== TASK INSTRUCTIONS ==
Reproduce each line from the records that holds "剩余时间".

======== TASK MATERIAL

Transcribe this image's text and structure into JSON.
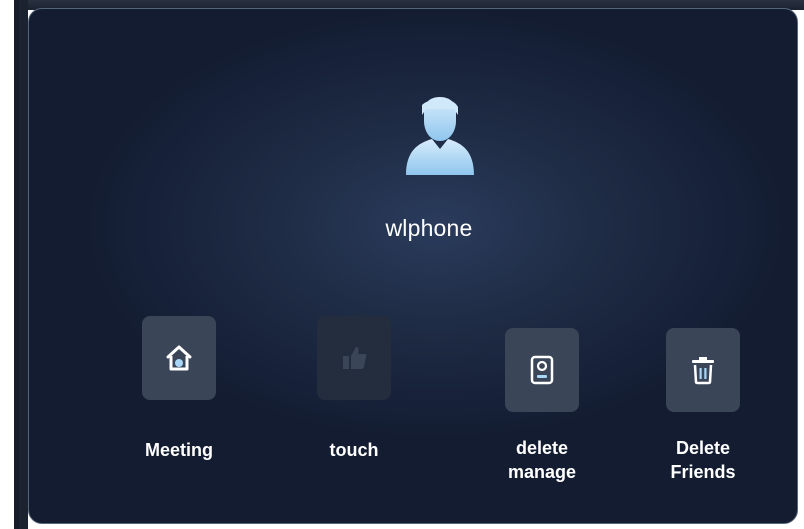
{
  "contact": {
    "name": "wlphone",
    "avatar_icon": "user-silhouette-icon"
  },
  "actions": [
    {
      "id": "meeting",
      "label": "Meeting",
      "icon": "home-icon",
      "enabled": true
    },
    {
      "id": "touch",
      "label": "touch",
      "icon": "thumbs-up-icon",
      "enabled": false
    },
    {
      "id": "manage",
      "label": "delete\nmanage",
      "icon": "door-phone-icon",
      "enabled": true
    },
    {
      "id": "delete",
      "label": "Delete\nFriends",
      "icon": "trash-icon",
      "enabled": true
    }
  ],
  "colors": {
    "panel_background": "#1b2740",
    "button_background": "#3a4557",
    "icon_accent": "#a9d6f5",
    "text": "#ffffff"
  }
}
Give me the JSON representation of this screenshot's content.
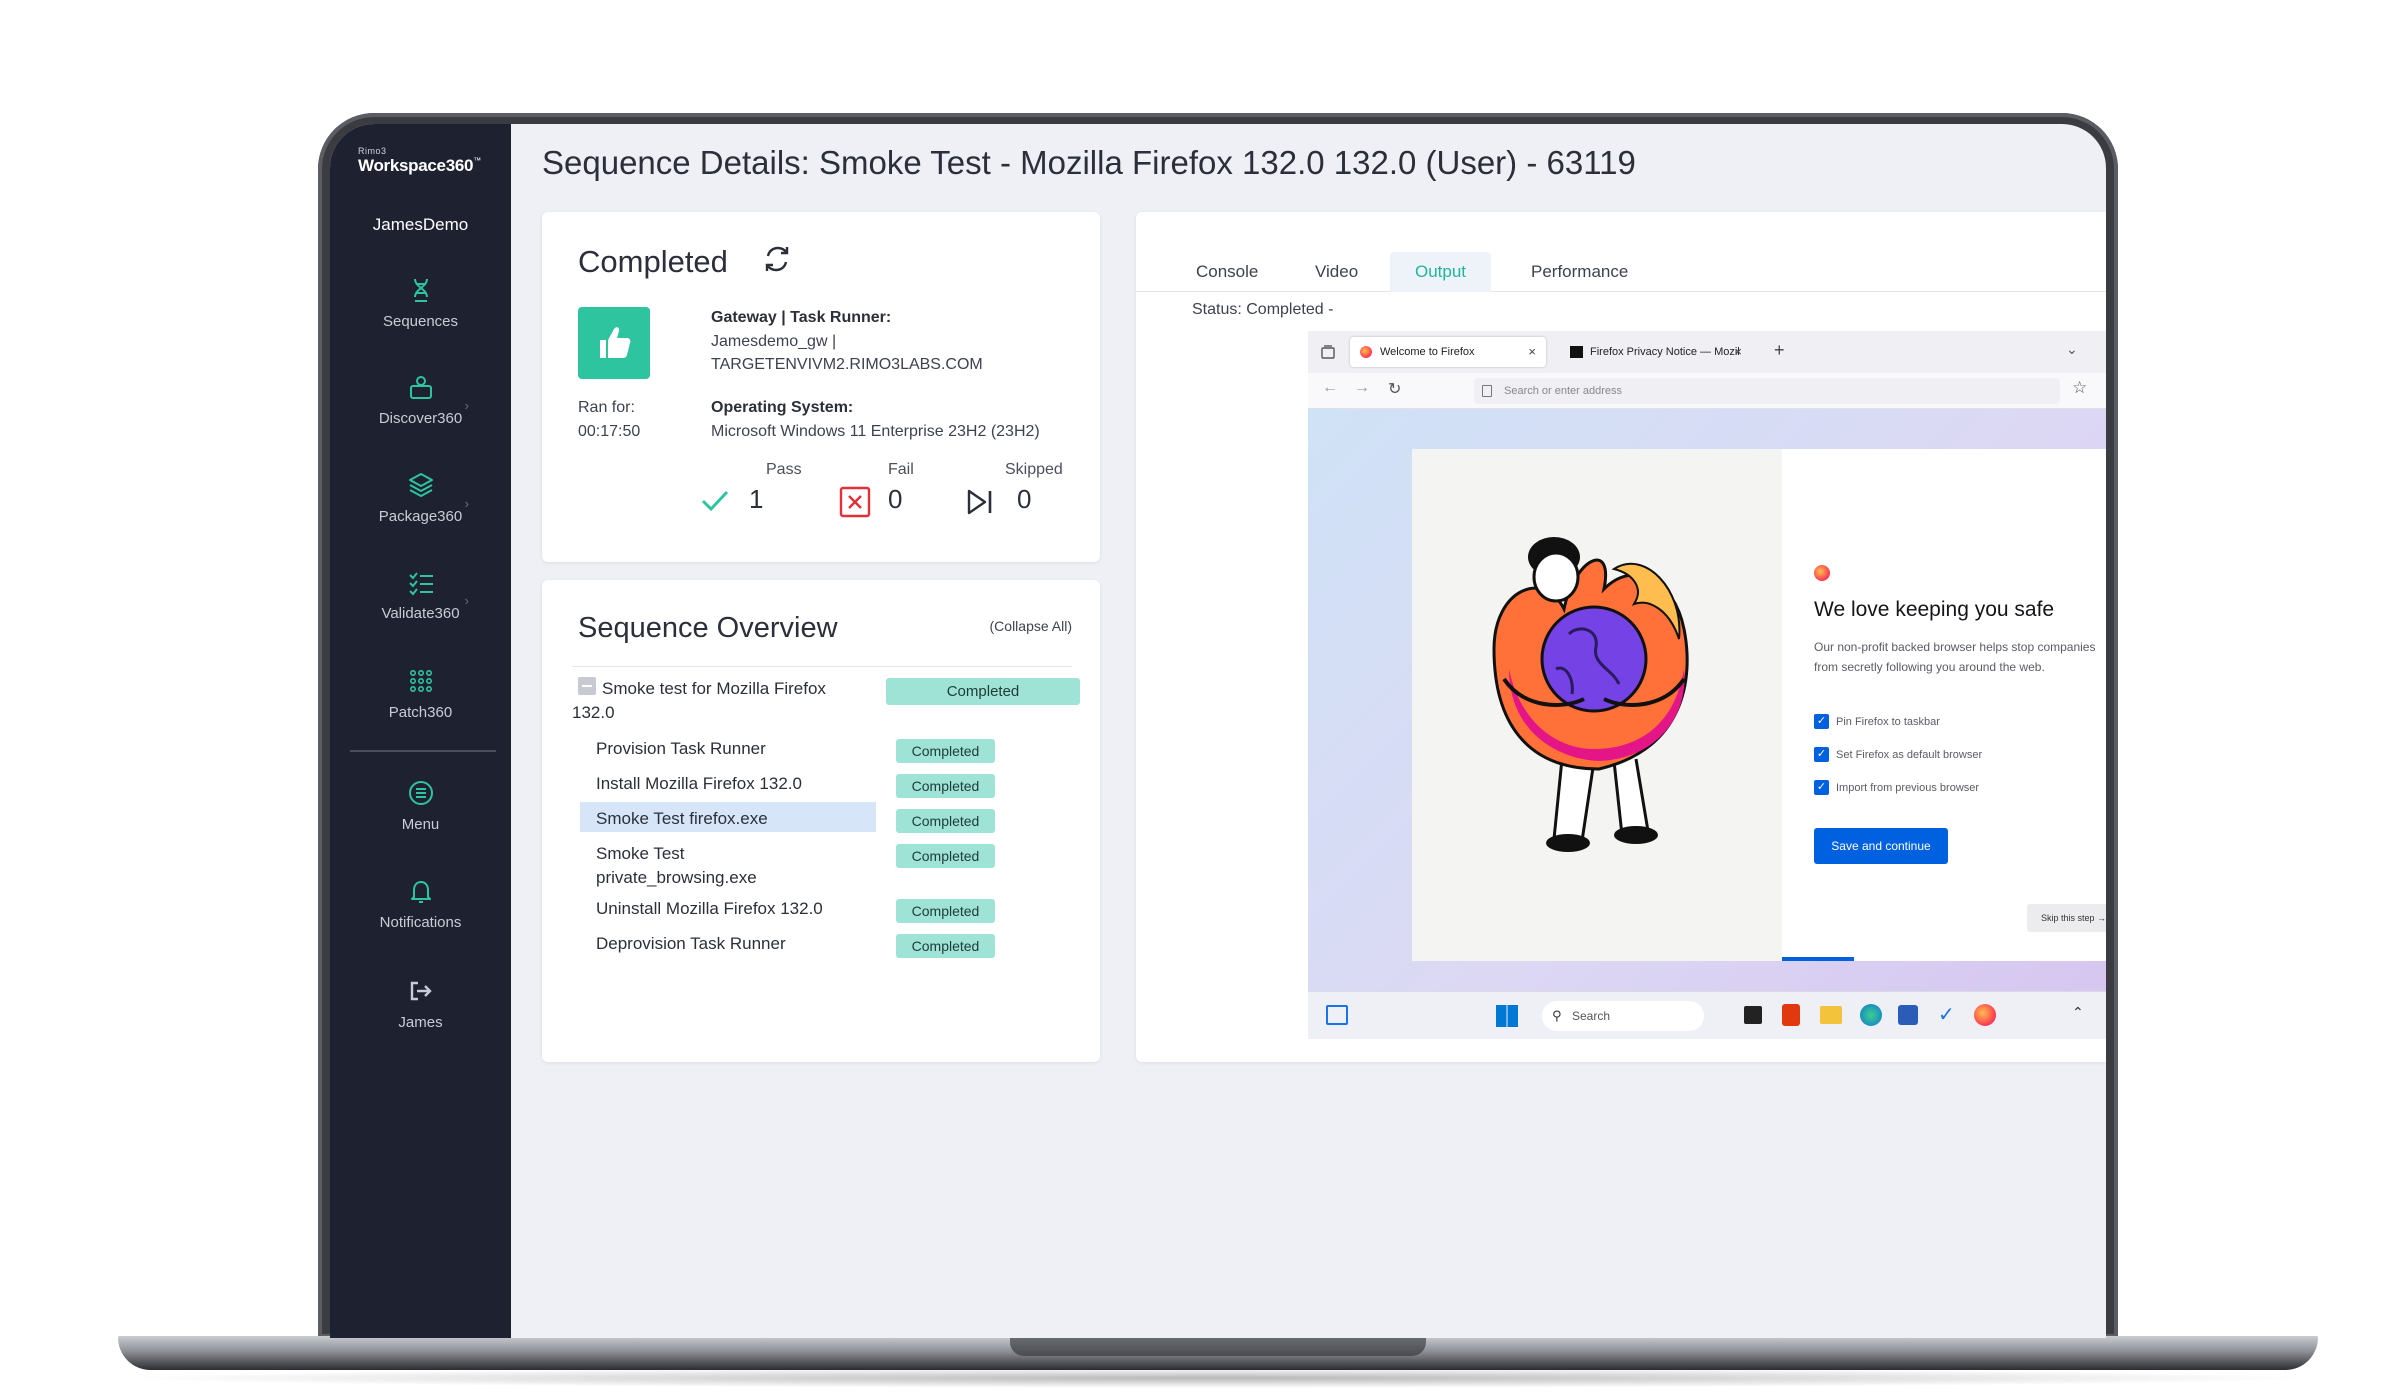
{
  "brand": {
    "small": "Rimo3",
    "main": "Workspace360",
    "tm": "™"
  },
  "sidebar": {
    "org": "JamesDemo",
    "items": [
      {
        "label": "Sequences",
        "icon": "dna-icon"
      },
      {
        "label": "Discover360",
        "icon": "discover-icon"
      },
      {
        "label": "Package360",
        "icon": "layers-icon"
      },
      {
        "label": "Validate360",
        "icon": "checklist-icon"
      },
      {
        "label": "Patch360",
        "icon": "grid-dots-icon"
      },
      {
        "label": "Menu",
        "icon": "menu-icon"
      },
      {
        "label": "Notifications",
        "icon": "bell-icon"
      },
      {
        "label": "James",
        "icon": "logout-icon"
      }
    ]
  },
  "page": {
    "title": "Sequence Details: Smoke Test - Mozilla Firefox 132.0 132.0 (User) - 63119"
  },
  "status_card": {
    "heading": "Completed",
    "ran_for_label": "Ran for:",
    "ran_for_value": "00:17:50",
    "gateway_label": "Gateway | Task Runner:",
    "gateway_value_1": "Jamesdemo_gw |",
    "gateway_value_2": "TARGETENVIVM2.RIMO3LABS.COM",
    "os_label": "Operating System:",
    "os_value": "Microsoft Windows 11 Enterprise 23H2 (23H2)",
    "pass_label": "Pass",
    "pass_value": "1",
    "fail_label": "Fail",
    "fail_value": "0",
    "skipped_label": "Skipped",
    "skipped_value": "0",
    "accent_color": "#2ec4a0"
  },
  "overview": {
    "heading": "Sequence Overview",
    "collapse_label": "(Collapse All)",
    "root": {
      "label": "Smoke test for Mozilla Firefox 132.0",
      "status": "Completed"
    },
    "steps": [
      {
        "label": "Provision Task Runner",
        "status": "Completed"
      },
      {
        "label": "Install Mozilla Firefox 132.0",
        "status": "Completed"
      },
      {
        "label": "Smoke Test firefox.exe",
        "status": "Completed"
      },
      {
        "label": "Smoke Test private_browsing.exe",
        "status": "Completed"
      },
      {
        "label": "Uninstall Mozilla Firefox 132.0",
        "status": "Completed"
      },
      {
        "label": "Deprovision Task Runner",
        "status": "Completed"
      }
    ]
  },
  "output": {
    "tabs": [
      "Console",
      "Video",
      "Output",
      "Performance"
    ],
    "active_tab": "Output",
    "status_line": "Status: Completed -",
    "firefox": {
      "tab1": "Welcome to Firefox",
      "tab2": "Firefox Privacy Notice — Mozil",
      "url_placeholder": "Search or enter address",
      "dialog_heading": "We love keeping you safe",
      "dialog_text": "Our non-profit backed browser helps stop companies from secretly following you around the web.",
      "checks": [
        "Pin Firefox to taskbar",
        "Set Firefox as default browser",
        "Import from previous browser"
      ],
      "save_button": "Save and continue",
      "skip_button": "Skip this step →"
    },
    "taskbar_search": "Search"
  }
}
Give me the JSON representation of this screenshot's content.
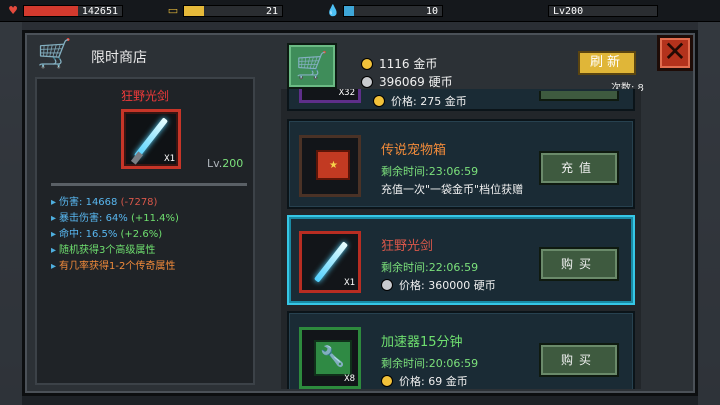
{
  "hud": {
    "hp": "142651",
    "hp_fill": 0.55,
    "energy": "21",
    "energy_fill": 0.2,
    "water": "10",
    "water_fill": 0.1,
    "level": "Lv200",
    "level_fill": 0.0
  },
  "shop": {
    "title": "限时商店",
    "gold": "1116 金币",
    "silver": "396069 硬币",
    "refresh_label": "刷新",
    "refresh_count": "次数: 8"
  },
  "detail": {
    "name": "狂野光剑",
    "qty": "X1",
    "level_prefix": "Lv.",
    "level_value": "200",
    "stats": [
      {
        "label": "伤害: 14668 ",
        "delta": "(-7278)"
      },
      {
        "label": "暴击伤害: 64% ",
        "delta": "(+11.4%)"
      },
      {
        "label": "命中: 16.5% ",
        "delta": "(+2.6%)"
      }
    ],
    "perk1": "随机获得3个高级属性",
    "perk2": "有几率获得1-2个传奇属性"
  },
  "list": {
    "partial": {
      "qty": "X32",
      "price": "价格: 275 金币"
    },
    "items": [
      {
        "title": "传说宠物箱",
        "time": "剩余时间:23:06:59",
        "line2": "充值一次\"一袋金币\"档位获赠",
        "button": "充值"
      },
      {
        "title": "狂野光剑",
        "qty": "X1",
        "time": "剩余时间:22:06:59",
        "line2": "价格: 360000 硬币",
        "button": "购买"
      },
      {
        "title": "加速器15分钟",
        "qty": "X8",
        "time": "剩余时间:20:06:59",
        "line2": "价格: 69 金币",
        "button": "购买"
      }
    ]
  },
  "colors": {
    "accent_green": "#3f8d5a",
    "close_red": "#b3321c",
    "refresh_gold": "#e0b638",
    "selected_cyan": "#36c7e6"
  }
}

================

== RIGHT ANSWER ==
        "time": "剩余时间:23:06:59",
        "time": "剩余时间:22:06:59",
        "time": "剩余时间:20:06:59",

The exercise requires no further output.